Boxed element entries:

◇ ◇ ◇ ◇ ◇

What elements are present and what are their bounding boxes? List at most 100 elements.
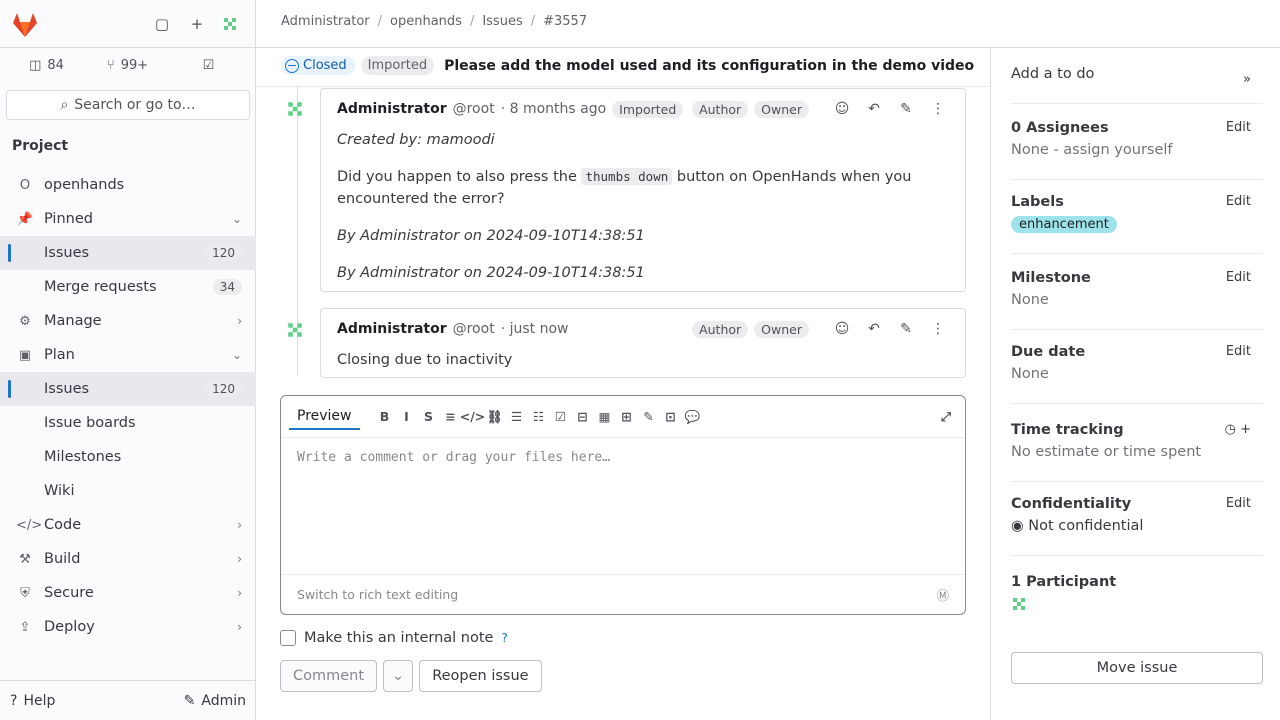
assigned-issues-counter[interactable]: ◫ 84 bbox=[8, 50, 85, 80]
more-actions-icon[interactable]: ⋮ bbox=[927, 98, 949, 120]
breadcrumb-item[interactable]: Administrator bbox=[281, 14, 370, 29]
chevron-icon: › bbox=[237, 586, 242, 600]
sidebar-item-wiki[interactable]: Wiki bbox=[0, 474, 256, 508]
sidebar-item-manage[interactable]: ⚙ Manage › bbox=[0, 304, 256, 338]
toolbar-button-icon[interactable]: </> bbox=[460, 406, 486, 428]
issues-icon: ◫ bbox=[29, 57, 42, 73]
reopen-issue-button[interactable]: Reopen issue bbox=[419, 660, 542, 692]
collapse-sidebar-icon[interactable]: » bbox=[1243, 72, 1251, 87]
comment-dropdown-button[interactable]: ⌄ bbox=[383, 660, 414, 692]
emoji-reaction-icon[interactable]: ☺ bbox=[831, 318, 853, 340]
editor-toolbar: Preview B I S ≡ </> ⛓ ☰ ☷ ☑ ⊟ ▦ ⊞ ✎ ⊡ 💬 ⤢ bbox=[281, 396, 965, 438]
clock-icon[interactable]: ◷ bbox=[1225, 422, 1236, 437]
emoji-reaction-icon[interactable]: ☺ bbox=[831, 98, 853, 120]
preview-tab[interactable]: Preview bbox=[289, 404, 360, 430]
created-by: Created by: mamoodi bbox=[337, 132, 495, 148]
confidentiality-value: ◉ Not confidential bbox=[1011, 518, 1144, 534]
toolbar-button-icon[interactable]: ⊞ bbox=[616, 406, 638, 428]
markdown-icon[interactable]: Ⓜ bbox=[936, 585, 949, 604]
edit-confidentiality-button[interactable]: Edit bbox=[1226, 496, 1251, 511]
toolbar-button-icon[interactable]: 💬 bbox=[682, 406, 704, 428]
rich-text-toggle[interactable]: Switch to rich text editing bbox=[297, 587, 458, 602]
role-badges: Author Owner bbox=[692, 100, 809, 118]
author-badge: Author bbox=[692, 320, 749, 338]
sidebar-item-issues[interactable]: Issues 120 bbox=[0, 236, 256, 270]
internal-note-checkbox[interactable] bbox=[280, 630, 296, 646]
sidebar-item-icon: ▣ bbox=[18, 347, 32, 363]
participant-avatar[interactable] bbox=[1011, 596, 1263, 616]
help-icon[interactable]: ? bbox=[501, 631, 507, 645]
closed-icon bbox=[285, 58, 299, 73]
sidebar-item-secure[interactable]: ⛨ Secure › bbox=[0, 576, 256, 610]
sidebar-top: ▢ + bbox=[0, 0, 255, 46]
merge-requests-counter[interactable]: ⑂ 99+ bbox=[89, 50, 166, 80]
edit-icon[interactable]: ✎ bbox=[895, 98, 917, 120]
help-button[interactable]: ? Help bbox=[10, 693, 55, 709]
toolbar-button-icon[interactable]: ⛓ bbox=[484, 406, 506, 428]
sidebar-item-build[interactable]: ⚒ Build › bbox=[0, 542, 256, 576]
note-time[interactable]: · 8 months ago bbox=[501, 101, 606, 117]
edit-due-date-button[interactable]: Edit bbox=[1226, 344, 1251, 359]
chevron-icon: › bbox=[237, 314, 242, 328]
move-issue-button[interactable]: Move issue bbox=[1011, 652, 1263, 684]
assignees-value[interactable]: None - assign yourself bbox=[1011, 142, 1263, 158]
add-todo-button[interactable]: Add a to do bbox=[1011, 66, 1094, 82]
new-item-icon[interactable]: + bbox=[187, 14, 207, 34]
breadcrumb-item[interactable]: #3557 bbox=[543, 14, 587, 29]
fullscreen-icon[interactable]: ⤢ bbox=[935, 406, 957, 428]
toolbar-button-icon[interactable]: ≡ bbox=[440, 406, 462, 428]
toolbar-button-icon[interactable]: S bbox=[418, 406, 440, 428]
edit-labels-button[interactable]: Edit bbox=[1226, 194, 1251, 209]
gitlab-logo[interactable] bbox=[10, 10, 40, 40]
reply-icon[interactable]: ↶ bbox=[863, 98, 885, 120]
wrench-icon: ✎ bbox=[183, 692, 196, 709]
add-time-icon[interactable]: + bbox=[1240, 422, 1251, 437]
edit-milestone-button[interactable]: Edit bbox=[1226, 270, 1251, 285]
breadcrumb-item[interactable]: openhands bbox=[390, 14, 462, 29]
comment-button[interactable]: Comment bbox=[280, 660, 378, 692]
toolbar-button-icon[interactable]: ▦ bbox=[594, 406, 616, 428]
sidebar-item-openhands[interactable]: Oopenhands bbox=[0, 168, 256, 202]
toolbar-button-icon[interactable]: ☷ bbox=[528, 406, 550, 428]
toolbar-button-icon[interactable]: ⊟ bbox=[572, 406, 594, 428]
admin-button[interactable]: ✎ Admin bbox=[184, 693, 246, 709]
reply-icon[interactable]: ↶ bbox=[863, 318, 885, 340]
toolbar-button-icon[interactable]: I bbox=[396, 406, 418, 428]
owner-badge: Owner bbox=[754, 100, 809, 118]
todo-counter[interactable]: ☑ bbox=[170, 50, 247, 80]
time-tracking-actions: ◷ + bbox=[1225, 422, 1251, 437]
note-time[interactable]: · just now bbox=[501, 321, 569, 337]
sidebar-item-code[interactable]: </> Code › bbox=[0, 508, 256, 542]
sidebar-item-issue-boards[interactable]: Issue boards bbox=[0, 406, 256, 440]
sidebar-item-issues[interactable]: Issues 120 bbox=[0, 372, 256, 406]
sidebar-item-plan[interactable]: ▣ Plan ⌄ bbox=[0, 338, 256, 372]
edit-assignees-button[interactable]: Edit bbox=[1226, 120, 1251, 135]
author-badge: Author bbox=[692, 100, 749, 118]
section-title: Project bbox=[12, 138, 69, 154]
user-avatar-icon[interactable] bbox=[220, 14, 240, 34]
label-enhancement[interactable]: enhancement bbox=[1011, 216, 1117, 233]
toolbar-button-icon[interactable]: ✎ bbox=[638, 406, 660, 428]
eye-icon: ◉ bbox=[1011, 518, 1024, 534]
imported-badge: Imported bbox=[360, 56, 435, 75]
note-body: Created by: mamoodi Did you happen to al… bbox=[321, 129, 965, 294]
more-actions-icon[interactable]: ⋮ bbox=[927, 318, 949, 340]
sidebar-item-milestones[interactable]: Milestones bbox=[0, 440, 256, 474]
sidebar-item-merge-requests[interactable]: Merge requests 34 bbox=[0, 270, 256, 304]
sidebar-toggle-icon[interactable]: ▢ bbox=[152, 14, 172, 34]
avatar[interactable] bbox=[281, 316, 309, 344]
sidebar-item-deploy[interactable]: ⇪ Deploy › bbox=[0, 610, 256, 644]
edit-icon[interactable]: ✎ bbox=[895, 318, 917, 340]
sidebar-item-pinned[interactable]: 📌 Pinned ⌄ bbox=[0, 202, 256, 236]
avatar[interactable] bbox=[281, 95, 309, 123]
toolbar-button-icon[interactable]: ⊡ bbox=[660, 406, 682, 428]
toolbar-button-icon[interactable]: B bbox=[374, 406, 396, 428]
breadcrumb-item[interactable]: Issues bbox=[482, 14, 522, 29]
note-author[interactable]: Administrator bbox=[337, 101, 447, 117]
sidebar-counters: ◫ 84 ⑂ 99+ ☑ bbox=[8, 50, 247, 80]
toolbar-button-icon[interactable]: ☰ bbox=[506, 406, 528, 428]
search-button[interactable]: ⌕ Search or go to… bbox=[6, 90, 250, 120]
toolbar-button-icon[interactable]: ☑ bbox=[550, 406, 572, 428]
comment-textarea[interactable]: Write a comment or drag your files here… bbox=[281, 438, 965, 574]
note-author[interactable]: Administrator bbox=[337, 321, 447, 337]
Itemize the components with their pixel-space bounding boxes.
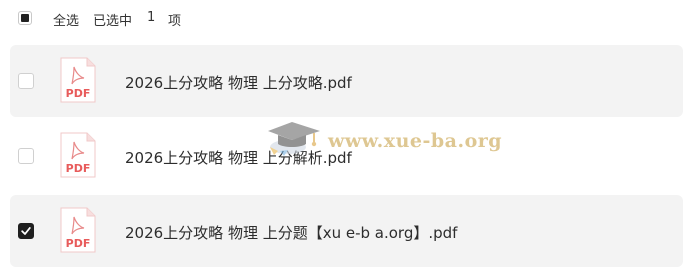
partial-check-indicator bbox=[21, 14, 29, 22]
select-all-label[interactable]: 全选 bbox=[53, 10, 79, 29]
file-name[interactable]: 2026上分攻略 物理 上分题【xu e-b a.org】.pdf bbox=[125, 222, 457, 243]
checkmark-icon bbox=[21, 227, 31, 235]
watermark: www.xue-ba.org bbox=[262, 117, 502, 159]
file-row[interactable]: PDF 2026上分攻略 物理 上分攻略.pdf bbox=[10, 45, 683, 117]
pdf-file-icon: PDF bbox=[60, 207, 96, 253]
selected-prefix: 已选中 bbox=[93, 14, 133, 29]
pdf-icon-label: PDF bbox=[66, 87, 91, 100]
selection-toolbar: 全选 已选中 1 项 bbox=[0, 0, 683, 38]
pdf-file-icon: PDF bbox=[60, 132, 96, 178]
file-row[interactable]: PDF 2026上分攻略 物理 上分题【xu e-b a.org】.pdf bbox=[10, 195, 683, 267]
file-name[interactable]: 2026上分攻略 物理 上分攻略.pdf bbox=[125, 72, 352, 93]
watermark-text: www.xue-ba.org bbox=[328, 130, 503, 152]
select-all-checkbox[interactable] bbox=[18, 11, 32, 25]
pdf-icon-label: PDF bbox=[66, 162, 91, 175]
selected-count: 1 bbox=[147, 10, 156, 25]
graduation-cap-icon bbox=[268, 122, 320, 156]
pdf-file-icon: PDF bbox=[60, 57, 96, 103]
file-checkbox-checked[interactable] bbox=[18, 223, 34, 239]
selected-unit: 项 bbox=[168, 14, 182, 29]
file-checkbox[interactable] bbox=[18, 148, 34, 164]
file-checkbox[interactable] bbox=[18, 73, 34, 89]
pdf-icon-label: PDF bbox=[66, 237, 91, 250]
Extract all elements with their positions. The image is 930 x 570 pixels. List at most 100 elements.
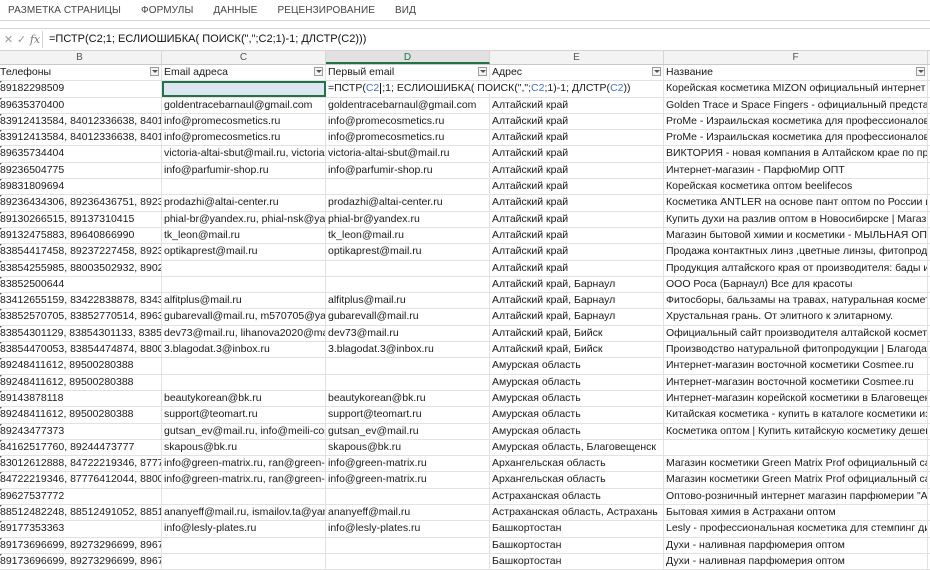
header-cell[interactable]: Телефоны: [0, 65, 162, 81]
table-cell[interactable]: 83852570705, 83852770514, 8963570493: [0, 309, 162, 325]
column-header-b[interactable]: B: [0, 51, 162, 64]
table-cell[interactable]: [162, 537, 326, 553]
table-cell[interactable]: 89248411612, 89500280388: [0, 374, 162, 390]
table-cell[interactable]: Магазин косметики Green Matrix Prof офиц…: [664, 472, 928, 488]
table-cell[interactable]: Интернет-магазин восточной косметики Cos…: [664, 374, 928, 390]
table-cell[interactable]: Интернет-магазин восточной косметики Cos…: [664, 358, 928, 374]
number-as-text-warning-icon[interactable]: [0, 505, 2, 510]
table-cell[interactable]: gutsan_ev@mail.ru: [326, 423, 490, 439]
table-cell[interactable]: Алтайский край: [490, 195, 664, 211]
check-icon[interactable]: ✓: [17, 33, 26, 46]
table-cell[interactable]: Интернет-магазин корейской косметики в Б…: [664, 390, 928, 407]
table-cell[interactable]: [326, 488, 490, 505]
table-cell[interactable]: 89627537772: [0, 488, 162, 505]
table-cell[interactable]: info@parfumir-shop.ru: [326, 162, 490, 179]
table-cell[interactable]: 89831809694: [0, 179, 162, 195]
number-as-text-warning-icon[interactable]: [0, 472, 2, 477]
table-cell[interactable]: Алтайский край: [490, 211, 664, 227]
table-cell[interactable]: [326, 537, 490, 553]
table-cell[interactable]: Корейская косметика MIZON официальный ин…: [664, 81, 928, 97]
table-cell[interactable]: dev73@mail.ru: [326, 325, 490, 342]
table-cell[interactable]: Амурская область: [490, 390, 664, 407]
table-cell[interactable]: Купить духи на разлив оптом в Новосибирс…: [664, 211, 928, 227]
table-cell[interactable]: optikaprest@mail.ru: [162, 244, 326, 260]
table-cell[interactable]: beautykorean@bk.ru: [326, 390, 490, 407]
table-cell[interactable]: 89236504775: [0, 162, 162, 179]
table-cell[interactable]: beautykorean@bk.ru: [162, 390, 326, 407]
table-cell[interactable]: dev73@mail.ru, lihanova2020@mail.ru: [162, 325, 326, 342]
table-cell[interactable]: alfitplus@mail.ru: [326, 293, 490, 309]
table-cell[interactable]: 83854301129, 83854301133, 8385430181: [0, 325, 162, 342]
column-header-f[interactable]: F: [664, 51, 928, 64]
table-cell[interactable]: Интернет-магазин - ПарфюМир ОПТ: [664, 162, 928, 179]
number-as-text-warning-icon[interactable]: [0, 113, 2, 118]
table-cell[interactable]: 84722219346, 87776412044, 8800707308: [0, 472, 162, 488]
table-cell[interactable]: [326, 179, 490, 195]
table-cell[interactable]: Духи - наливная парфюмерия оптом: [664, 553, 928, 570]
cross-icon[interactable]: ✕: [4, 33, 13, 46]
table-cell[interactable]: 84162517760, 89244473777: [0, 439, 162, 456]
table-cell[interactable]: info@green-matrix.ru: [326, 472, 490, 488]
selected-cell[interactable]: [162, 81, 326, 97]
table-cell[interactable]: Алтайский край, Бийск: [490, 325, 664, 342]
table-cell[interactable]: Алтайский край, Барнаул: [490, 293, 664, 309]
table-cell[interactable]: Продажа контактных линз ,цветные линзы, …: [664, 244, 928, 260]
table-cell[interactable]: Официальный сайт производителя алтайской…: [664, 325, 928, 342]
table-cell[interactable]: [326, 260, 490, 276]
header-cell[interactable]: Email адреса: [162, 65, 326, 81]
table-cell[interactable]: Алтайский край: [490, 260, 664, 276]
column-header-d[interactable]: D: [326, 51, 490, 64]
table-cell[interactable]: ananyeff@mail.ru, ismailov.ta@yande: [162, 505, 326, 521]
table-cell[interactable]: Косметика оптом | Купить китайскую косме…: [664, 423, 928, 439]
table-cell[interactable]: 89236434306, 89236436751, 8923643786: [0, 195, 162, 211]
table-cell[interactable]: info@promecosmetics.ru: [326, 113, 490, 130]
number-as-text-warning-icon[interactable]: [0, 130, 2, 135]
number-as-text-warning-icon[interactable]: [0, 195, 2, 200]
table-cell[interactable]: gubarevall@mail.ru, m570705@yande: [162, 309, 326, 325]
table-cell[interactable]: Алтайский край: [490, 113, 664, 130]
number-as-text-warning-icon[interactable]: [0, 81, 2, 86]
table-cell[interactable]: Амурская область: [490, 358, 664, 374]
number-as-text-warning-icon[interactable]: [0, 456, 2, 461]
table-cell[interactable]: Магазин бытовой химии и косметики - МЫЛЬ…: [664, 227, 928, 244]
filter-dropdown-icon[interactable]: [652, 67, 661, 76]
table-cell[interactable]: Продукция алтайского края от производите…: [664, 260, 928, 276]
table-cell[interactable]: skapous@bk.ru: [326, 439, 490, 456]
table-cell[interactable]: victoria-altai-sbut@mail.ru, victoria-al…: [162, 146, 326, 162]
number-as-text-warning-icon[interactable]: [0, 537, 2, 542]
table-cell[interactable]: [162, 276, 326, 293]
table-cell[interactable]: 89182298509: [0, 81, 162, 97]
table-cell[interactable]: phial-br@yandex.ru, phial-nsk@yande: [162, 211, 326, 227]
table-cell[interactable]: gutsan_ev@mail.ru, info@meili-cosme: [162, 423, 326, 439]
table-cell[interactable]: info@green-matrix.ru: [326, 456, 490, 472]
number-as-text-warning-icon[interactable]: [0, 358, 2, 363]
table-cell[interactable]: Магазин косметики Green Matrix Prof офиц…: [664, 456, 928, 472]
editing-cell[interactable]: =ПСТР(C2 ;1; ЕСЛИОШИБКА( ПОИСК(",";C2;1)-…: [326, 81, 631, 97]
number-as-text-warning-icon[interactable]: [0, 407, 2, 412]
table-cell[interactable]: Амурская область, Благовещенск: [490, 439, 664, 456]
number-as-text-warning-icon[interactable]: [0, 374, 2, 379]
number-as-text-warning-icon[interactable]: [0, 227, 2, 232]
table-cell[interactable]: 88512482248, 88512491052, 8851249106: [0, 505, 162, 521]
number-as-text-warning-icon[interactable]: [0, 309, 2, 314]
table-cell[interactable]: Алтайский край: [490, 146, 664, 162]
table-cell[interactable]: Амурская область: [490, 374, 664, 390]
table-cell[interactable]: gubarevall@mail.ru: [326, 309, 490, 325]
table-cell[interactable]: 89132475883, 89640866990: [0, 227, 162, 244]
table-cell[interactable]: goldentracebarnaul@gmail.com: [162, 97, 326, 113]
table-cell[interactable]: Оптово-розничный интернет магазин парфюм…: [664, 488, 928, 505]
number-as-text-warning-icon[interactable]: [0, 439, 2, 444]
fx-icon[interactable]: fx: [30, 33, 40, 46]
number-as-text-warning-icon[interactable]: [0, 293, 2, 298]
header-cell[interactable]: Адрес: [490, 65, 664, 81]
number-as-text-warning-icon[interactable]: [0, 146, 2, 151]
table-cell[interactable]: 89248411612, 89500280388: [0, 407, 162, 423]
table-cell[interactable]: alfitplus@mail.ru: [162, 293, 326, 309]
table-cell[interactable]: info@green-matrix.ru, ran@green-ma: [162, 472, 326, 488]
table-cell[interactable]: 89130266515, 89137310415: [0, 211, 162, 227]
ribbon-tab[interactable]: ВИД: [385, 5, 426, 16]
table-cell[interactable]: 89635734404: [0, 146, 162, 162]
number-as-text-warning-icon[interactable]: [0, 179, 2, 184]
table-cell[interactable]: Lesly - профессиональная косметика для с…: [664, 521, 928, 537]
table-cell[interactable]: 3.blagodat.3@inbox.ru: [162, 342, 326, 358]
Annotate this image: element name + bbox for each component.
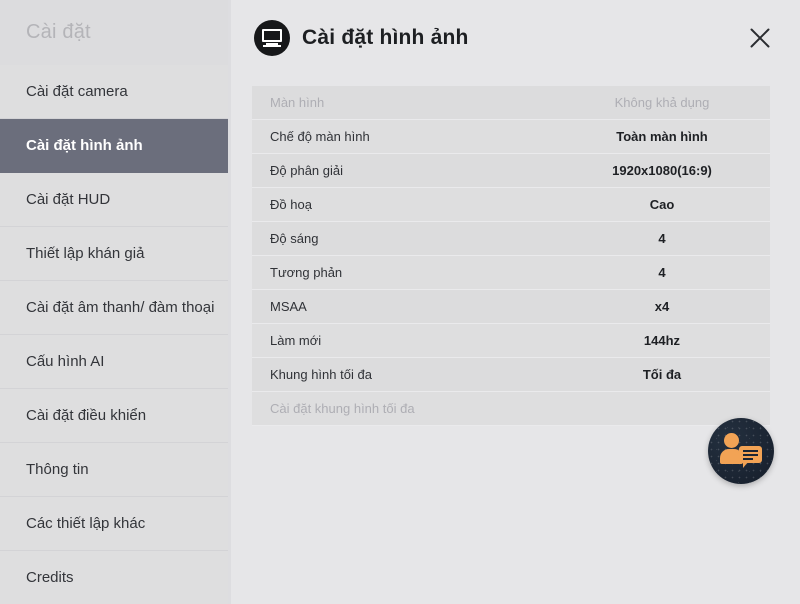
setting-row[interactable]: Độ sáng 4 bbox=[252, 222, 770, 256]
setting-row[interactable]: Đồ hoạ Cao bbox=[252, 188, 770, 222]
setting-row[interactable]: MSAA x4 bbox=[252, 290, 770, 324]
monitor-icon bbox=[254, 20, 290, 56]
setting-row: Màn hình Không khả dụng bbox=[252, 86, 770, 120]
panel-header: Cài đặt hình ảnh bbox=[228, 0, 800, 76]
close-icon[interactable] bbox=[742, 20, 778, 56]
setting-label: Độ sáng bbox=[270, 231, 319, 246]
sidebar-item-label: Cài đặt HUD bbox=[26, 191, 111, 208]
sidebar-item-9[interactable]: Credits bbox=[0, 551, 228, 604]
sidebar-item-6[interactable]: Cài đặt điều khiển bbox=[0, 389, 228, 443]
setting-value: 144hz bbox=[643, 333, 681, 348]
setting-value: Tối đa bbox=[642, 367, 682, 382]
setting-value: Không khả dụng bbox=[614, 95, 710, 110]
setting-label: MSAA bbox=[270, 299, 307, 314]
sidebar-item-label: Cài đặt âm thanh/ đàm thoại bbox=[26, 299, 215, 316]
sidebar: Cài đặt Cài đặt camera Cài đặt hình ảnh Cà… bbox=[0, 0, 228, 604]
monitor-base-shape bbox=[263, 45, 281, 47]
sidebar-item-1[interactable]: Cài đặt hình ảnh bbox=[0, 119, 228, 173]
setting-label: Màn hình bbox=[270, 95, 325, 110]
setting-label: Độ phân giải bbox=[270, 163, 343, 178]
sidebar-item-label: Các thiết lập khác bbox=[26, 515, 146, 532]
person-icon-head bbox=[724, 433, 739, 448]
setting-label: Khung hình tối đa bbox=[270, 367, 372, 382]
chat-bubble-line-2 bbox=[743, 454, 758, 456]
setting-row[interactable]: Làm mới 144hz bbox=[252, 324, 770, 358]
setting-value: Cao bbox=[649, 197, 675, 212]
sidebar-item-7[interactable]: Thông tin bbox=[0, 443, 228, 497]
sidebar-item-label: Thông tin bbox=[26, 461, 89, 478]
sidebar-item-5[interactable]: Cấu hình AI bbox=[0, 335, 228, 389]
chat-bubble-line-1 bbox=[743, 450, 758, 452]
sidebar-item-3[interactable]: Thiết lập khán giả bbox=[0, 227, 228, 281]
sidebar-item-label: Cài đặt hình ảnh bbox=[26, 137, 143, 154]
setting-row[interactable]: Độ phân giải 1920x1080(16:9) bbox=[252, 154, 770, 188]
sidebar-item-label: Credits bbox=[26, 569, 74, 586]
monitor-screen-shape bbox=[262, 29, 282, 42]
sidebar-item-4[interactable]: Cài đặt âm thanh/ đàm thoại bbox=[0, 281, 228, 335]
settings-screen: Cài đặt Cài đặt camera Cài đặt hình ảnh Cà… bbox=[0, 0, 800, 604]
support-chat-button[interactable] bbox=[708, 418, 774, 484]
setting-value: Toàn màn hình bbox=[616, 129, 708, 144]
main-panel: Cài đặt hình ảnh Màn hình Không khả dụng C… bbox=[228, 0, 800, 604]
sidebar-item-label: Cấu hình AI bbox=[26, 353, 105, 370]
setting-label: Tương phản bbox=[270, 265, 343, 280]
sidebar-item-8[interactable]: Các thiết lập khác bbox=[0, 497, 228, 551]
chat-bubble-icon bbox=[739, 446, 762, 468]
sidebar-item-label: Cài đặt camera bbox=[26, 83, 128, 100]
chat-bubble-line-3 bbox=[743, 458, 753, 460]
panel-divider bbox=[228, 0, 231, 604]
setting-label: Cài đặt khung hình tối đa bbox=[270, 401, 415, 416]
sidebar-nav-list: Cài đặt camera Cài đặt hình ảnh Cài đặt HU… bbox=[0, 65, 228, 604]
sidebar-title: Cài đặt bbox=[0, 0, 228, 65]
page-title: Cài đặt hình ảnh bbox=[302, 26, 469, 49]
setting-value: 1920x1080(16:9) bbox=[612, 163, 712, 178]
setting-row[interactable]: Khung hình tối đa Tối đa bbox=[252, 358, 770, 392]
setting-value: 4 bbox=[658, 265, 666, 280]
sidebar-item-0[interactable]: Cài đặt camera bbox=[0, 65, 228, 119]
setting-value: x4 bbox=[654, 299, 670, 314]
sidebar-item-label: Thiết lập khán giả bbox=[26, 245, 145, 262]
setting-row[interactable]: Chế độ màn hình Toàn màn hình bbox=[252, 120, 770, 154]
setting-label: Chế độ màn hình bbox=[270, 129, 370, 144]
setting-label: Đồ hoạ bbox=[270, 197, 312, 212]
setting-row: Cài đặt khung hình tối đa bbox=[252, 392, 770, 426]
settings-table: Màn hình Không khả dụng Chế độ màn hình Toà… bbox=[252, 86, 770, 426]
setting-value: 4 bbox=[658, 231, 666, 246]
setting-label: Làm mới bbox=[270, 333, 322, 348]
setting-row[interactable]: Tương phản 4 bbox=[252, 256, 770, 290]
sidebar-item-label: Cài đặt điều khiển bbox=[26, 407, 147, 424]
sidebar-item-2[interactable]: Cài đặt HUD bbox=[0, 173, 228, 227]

◇ ◇ ◇ ◇ ◇

What is being asked
Copy the lines of the records above verbatim, from the line containing "setting-row[interactable]: Độ sáng" through the line containing "sidebar-item-9[interactable]: Credits bbox=[0, 551, 228, 604]", both included.

Answer for this exercise
setting-row[interactable]: Độ sáng 4 bbox=[252, 222, 770, 256]
setting-row[interactable]: Đồ hoạ Cao bbox=[252, 188, 770, 222]
setting-row[interactable]: MSAA x4 bbox=[252, 290, 770, 324]
monitor-icon bbox=[254, 20, 290, 56]
setting-row: Màn hình Không khả dụng bbox=[252, 86, 770, 120]
panel-header: Cài đặt hình ảnh bbox=[228, 0, 800, 76]
close-icon[interactable] bbox=[742, 20, 778, 56]
setting-label: Độ sáng bbox=[270, 231, 319, 246]
sidebar-item-label: Cài đặt HUD bbox=[26, 191, 111, 208]
sidebar-item-9[interactable]: Credits bbox=[0, 551, 228, 604]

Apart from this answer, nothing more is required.